##### The input #####
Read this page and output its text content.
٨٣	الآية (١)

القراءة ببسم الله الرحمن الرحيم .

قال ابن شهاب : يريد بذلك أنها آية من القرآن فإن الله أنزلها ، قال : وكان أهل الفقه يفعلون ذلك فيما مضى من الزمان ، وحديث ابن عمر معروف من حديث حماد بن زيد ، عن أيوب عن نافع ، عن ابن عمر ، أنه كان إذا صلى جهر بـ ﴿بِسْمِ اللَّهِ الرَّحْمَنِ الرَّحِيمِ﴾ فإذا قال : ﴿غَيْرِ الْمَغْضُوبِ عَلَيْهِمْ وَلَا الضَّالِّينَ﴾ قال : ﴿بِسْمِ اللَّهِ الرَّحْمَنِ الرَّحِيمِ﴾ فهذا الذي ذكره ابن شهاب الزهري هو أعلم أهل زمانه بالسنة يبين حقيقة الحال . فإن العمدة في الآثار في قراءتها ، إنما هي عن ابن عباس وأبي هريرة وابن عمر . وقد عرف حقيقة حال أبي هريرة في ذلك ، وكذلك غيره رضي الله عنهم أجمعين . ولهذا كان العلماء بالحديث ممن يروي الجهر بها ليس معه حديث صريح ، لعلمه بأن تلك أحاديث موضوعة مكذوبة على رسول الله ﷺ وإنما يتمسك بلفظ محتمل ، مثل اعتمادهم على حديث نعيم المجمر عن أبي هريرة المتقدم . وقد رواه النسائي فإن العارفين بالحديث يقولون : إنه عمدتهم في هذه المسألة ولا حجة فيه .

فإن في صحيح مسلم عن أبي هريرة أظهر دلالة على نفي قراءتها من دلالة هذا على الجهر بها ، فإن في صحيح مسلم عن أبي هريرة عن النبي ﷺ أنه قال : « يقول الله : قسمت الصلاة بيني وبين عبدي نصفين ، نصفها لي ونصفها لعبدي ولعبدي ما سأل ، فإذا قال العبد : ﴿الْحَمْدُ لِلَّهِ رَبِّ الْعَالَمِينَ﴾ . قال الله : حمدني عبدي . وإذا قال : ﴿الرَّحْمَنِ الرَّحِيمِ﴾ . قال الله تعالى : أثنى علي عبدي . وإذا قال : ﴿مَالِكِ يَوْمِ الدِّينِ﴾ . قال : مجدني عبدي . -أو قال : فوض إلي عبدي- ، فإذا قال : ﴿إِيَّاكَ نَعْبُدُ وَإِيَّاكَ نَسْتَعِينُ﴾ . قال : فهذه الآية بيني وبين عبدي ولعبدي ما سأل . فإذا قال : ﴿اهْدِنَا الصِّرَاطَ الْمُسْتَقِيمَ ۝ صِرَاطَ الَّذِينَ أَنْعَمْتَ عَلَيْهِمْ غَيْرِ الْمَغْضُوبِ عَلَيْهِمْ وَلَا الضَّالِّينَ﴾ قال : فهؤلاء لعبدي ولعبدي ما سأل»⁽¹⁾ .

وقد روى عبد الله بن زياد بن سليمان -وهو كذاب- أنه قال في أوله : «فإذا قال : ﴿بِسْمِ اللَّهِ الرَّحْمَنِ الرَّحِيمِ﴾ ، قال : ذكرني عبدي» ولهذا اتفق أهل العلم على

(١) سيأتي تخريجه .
#####
> [Description of the task]: Print all of the entries again, exactly as written.

> [Task answer]:
Read this page and output its text content.
٨٣	الآية (١)

القراءة ببسم الله الرحمن الرحيم .

قال ابن شهاب : يريد بذلك أنها آية من القرآن فإن الله أنزلها ، قال : وكان أهل الفقه يفعلون ذلك فيما مضى من الزمان ، وحديث ابن عمر معروف من حديث حماد بن زيد ، عن أيوب عن نافع ، عن ابن عمر ، أنه كان إذا صلى جهر بـ ﴿بِسْمِ اللَّهِ الرَّحْمَنِ الرَّحِيمِ﴾ فإذا قال : ﴿غَيْرِ الْمَغْضُوبِ عَلَيْهِمْ وَلَا الضَّالِّينَ﴾ قال : ﴿بِسْمِ اللَّهِ الرَّحْمَنِ الرَّحِيمِ﴾ فهذا الذي ذكره ابن شهاب الزهري هو أعلم أهل زمانه بالسنة يبين حقيقة الحال . فإن العمدة في الآثار في قراءتها ، إنما هي عن ابن عباس وأبي هريرة وابن عمر . وقد عرف حقيقة حال أبي هريرة في ذلك ، وكذلك غيره رضي الله عنهم أجمعين . ولهذا كان العلماء بالحديث ممن يروي الجهر بها ليس معه حديث صريح ، لعلمه بأن تلك أحاديث موضوعة مكذوبة على رسول الله ﷺ وإنما يتمسك بلفظ محتمل ، مثل اعتمادهم على حديث نعيم المجمر عن أبي هريرة المتقدم . وقد رواه النسائي فإن العارفين بالحديث يقولون : إنه عمدتهم في هذه المسألة ولا حجة فيه .

فإن في صحيح مسلم عن أبي هريرة أظهر دلالة على نفي قراءتها من دلالة هذا على الجهر بها ، فإن في صحيح مسلم عن أبي هريرة عن النبي ﷺ أنه قال : « يقول الله : قسمت الصلاة بيني وبين عبدي نصفين ، نصفها لي ونصفها لعبدي ولعبدي ما سأل ، فإذا قال العبد : ﴿الْحَمْدُ لِلَّهِ رَبِّ الْعَالَمِينَ﴾ . قال الله : حمدني عبدي . وإذا قال : ﴿الرَّحْمَنِ الرَّحِيمِ﴾ . قال الله تعالى : أثنى علي عبدي . وإذا قال : ﴿مَالِكِ يَوْمِ الدِّينِ﴾ . قال : مجدني عبدي . -أو قال : فوض إلي عبدي- ، فإذا قال : ﴿إِيَّاكَ نَعْبُدُ وَإِيَّاكَ نَسْتَعِينُ﴾ . قال : فهذه الآية بيني وبين عبدي ولعبدي ما سأل . فإذا قال : ﴿اهْدِنَا الصِّرَاطَ الْمُسْتَقِيمَ ۝ صِرَاطَ الَّذِينَ أَنْعَمْتَ عَلَيْهِمْ غَيْرِ الْمَغْضُوبِ عَلَيْهِمْ وَلَا الضَّالِّينَ﴾ قال : فهؤلاء لعبدي ولعبدي ما سأل»⁽¹⁾ .

وقد روى عبد الله بن زياد بن سليمان -وهو كذاب- أنه قال في أوله : «فإذا قال : ﴿بِسْمِ اللَّهِ الرَّحْمَنِ الرَّحِيمِ﴾ ، قال : ذكرني عبدي» ولهذا اتفق أهل العلم على

(١) سيأتي تخريجه .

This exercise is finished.